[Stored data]
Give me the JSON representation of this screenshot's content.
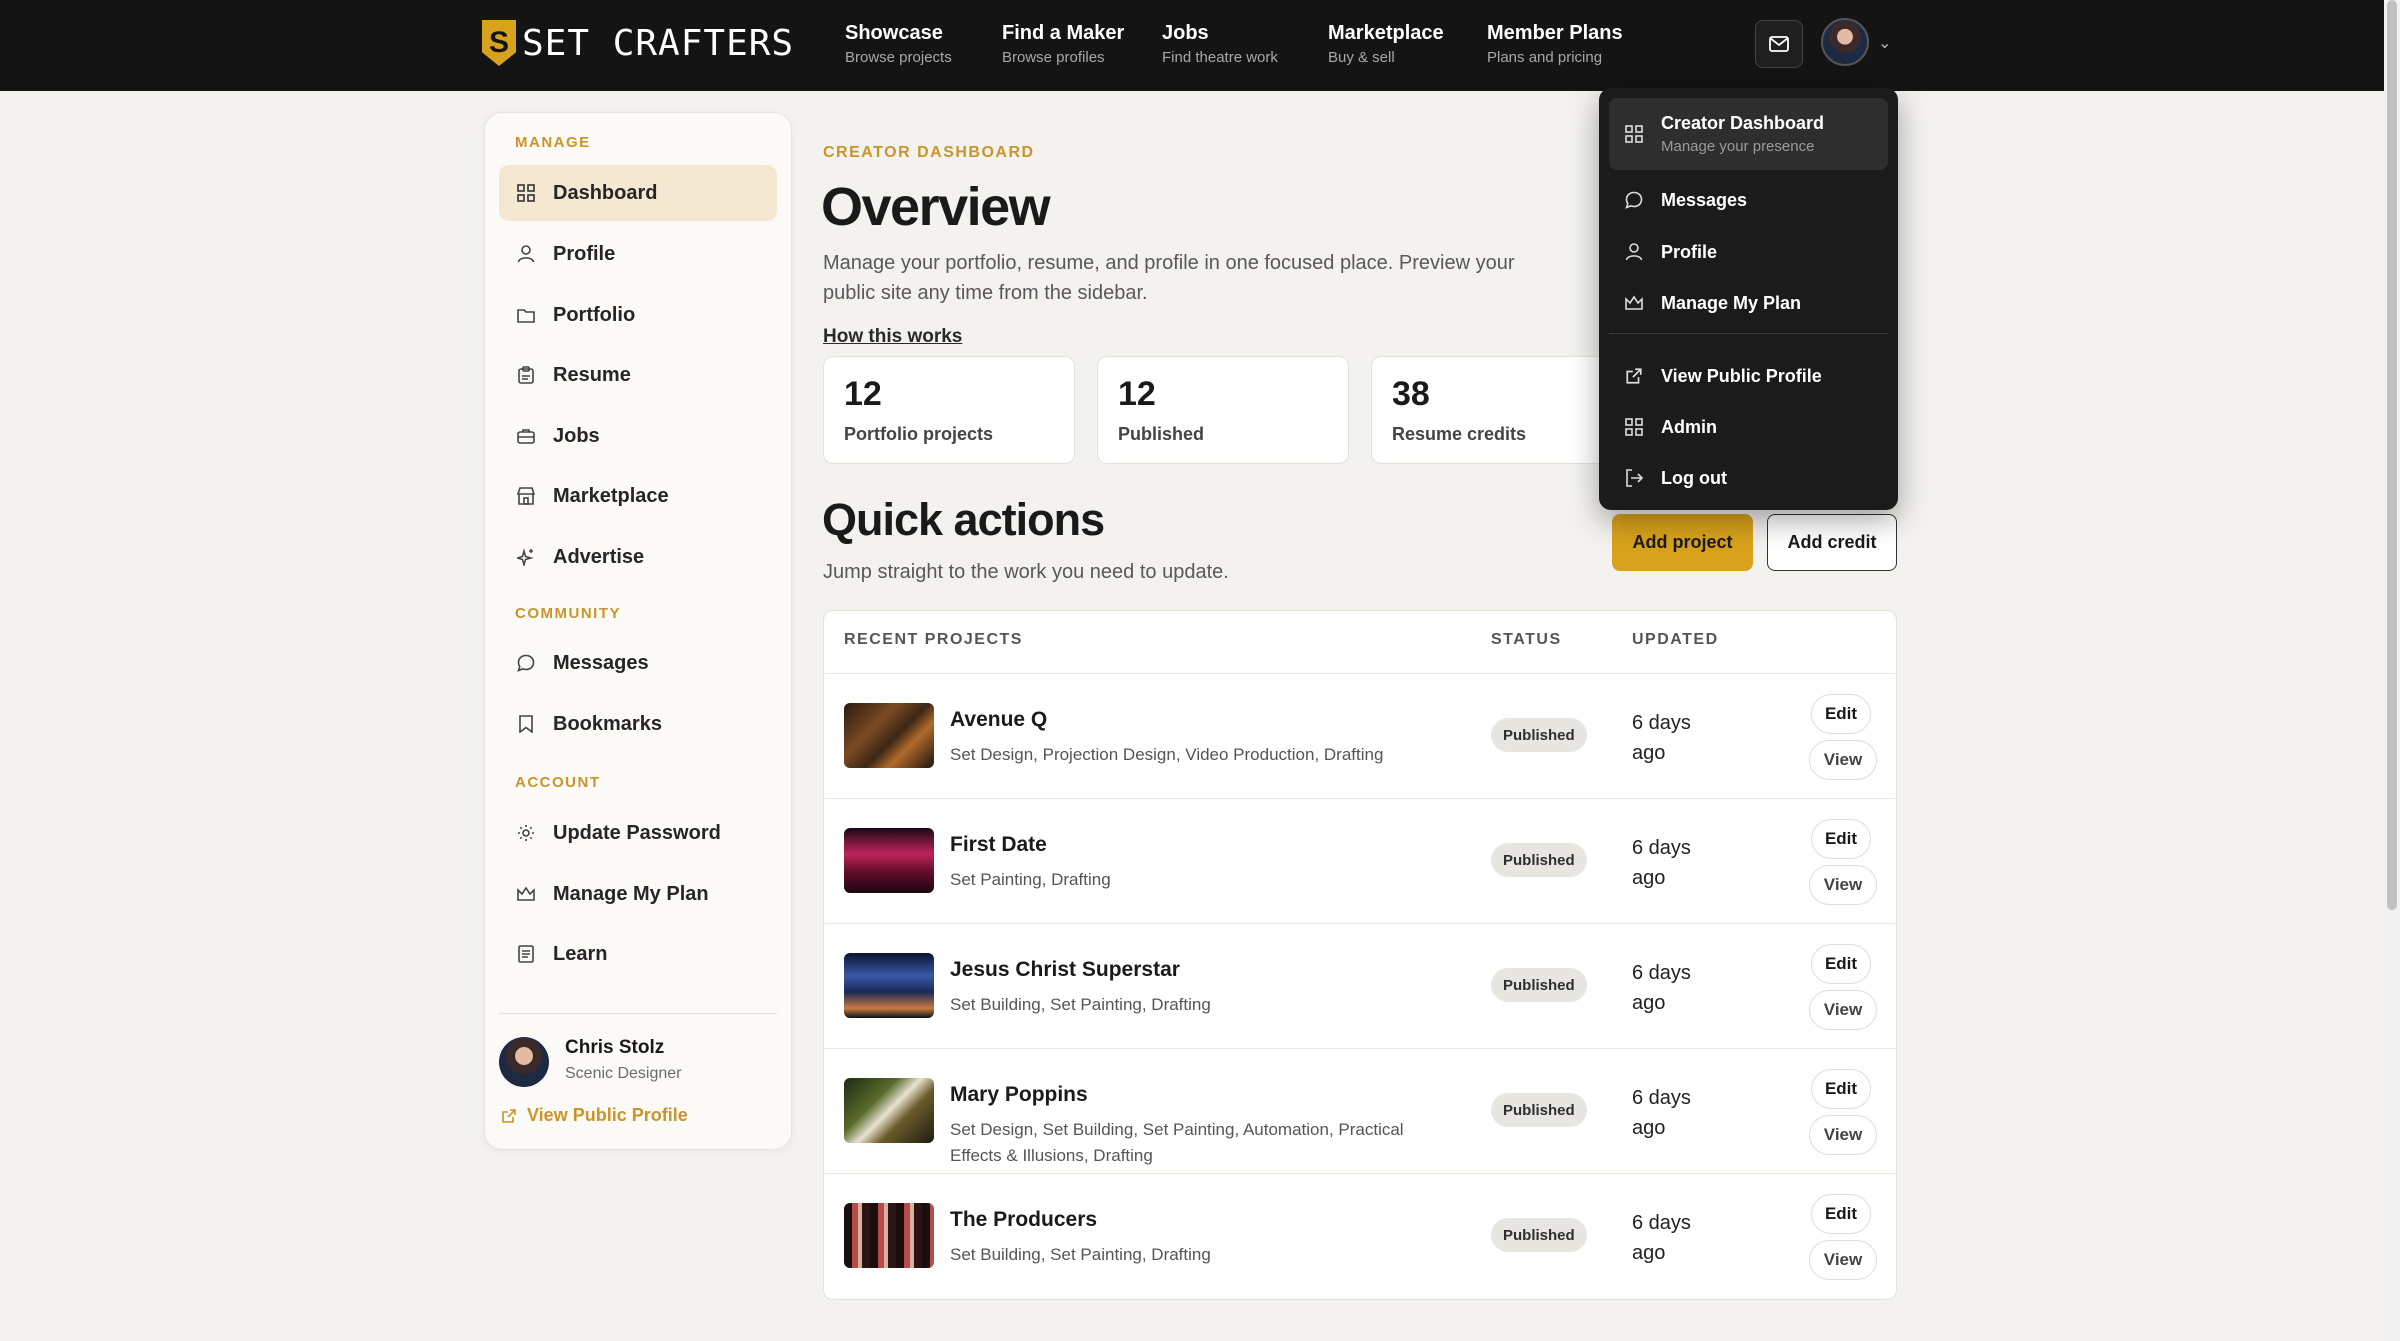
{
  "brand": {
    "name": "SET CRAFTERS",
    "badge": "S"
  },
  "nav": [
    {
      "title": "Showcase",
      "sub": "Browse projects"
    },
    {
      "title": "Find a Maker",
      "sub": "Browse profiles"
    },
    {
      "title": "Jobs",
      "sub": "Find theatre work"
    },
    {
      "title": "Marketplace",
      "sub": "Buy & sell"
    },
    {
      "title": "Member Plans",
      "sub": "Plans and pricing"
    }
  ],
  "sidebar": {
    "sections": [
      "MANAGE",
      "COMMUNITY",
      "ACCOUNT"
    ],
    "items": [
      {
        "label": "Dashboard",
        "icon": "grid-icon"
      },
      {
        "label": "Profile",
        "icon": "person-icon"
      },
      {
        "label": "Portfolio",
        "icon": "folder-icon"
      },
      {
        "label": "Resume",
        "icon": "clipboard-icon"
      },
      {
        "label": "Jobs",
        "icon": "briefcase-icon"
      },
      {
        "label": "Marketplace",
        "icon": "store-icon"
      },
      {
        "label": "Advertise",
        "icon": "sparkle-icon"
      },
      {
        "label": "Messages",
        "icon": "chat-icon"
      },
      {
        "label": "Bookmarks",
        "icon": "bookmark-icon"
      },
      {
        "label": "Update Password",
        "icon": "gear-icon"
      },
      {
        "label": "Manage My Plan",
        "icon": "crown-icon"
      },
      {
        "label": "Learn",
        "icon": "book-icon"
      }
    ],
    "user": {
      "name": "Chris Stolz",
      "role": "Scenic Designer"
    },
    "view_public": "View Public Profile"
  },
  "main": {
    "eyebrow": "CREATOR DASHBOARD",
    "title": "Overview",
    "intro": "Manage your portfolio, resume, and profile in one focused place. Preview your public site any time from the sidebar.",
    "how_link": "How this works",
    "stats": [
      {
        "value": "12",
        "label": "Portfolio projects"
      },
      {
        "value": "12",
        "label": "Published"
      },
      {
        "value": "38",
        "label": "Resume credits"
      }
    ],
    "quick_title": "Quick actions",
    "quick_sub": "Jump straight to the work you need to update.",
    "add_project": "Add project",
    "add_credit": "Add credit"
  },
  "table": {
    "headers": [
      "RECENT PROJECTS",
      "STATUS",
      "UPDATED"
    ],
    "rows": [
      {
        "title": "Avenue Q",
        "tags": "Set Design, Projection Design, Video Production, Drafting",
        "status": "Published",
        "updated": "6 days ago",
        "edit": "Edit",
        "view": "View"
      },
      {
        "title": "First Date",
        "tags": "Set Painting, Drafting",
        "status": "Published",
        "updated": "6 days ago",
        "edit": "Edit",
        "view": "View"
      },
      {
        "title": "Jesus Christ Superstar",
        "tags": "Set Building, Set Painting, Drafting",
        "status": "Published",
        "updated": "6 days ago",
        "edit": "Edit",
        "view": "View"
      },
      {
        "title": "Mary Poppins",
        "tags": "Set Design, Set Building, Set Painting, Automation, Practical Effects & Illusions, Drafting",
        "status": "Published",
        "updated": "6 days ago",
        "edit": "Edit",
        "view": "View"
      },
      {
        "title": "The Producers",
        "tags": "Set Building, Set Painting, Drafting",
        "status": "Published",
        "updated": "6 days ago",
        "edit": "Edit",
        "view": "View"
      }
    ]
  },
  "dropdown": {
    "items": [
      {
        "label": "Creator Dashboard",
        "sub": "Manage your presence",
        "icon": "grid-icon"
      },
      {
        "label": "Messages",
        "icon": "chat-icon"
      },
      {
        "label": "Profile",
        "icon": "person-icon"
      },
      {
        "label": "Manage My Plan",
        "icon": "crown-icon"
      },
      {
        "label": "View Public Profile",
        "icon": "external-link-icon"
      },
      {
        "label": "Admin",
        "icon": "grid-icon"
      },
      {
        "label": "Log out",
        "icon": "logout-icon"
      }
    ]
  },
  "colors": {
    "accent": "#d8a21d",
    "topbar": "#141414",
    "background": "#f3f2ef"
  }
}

» Required work:
Your task is to copy the entries in full and exactly, without any images.

» The solution:
Give me the JSON representation of this screenshot's content.
{
  "brand": {
    "name": "SET CRAFTERS",
    "badge": "S"
  },
  "nav": [
    {
      "title": "Showcase",
      "sub": "Browse projects"
    },
    {
      "title": "Find a Maker",
      "sub": "Browse profiles"
    },
    {
      "title": "Jobs",
      "sub": "Find theatre work"
    },
    {
      "title": "Marketplace",
      "sub": "Buy & sell"
    },
    {
      "title": "Member Plans",
      "sub": "Plans and pricing"
    }
  ],
  "sidebar": {
    "sections": [
      "MANAGE",
      "COMMUNITY",
      "ACCOUNT"
    ],
    "items": [
      {
        "label": "Dashboard",
        "icon": "grid-icon"
      },
      {
        "label": "Profile",
        "icon": "person-icon"
      },
      {
        "label": "Portfolio",
        "icon": "folder-icon"
      },
      {
        "label": "Resume",
        "icon": "clipboard-icon"
      },
      {
        "label": "Jobs",
        "icon": "briefcase-icon"
      },
      {
        "label": "Marketplace",
        "icon": "store-icon"
      },
      {
        "label": "Advertise",
        "icon": "sparkle-icon"
      },
      {
        "label": "Messages",
        "icon": "chat-icon"
      },
      {
        "label": "Bookmarks",
        "icon": "bookmark-icon"
      },
      {
        "label": "Update Password",
        "icon": "gear-icon"
      },
      {
        "label": "Manage My Plan",
        "icon": "crown-icon"
      },
      {
        "label": "Learn",
        "icon": "book-icon"
      }
    ],
    "user": {
      "name": "Chris Stolz",
      "role": "Scenic Designer"
    },
    "view_public": "View Public Profile"
  },
  "main": {
    "eyebrow": "CREATOR DASHBOARD",
    "title": "Overview",
    "intro": "Manage your portfolio, resume, and profile in one focused place. Preview your public site any time from the sidebar.",
    "how_link": "How this works",
    "stats": [
      {
        "value": "12",
        "label": "Portfolio projects"
      },
      {
        "value": "12",
        "label": "Published"
      },
      {
        "value": "38",
        "label": "Resume credits"
      }
    ],
    "quick_title": "Quick actions",
    "quick_sub": "Jump straight to the work you need to update.",
    "add_project": "Add project",
    "add_credit": "Add credit"
  },
  "table": {
    "headers": [
      "RECENT PROJECTS",
      "STATUS",
      "UPDATED"
    ],
    "rows": [
      {
        "title": "Avenue Q",
        "tags": "Set Design, Projection Design, Video Production, Drafting",
        "status": "Published",
        "updated": "6 days ago",
        "edit": "Edit",
        "view": "View"
      },
      {
        "title": "First Date",
        "tags": "Set Painting, Drafting",
        "status": "Published",
        "updated": "6 days ago",
        "edit": "Edit",
        "view": "View"
      },
      {
        "title": "Jesus Christ Superstar",
        "tags": "Set Building, Set Painting, Drafting",
        "status": "Published",
        "updated": "6 days ago",
        "edit": "Edit",
        "view": "View"
      },
      {
        "title": "Mary Poppins",
        "tags": "Set Design, Set Building, Set Painting, Automation, Practical Effects & Illusions, Drafting",
        "status": "Published",
        "updated": "6 days ago",
        "edit": "Edit",
        "view": "View"
      },
      {
        "title": "The Producers",
        "tags": "Set Building, Set Painting, Drafting",
        "status": "Published",
        "updated": "6 days ago",
        "edit": "Edit",
        "view": "View"
      }
    ]
  },
  "dropdown": {
    "items": [
      {
        "label": "Creator Dashboard",
        "sub": "Manage your presence",
        "icon": "grid-icon"
      },
      {
        "label": "Messages",
        "icon": "chat-icon"
      },
      {
        "label": "Profile",
        "icon": "person-icon"
      },
      {
        "label": "Manage My Plan",
        "icon": "crown-icon"
      },
      {
        "label": "View Public Profile",
        "icon": "external-link-icon"
      },
      {
        "label": "Admin",
        "icon": "grid-icon"
      },
      {
        "label": "Log out",
        "icon": "logout-icon"
      }
    ]
  },
  "colors": {
    "accent": "#d8a21d",
    "topbar": "#141414",
    "background": "#f3f2ef"
  }
}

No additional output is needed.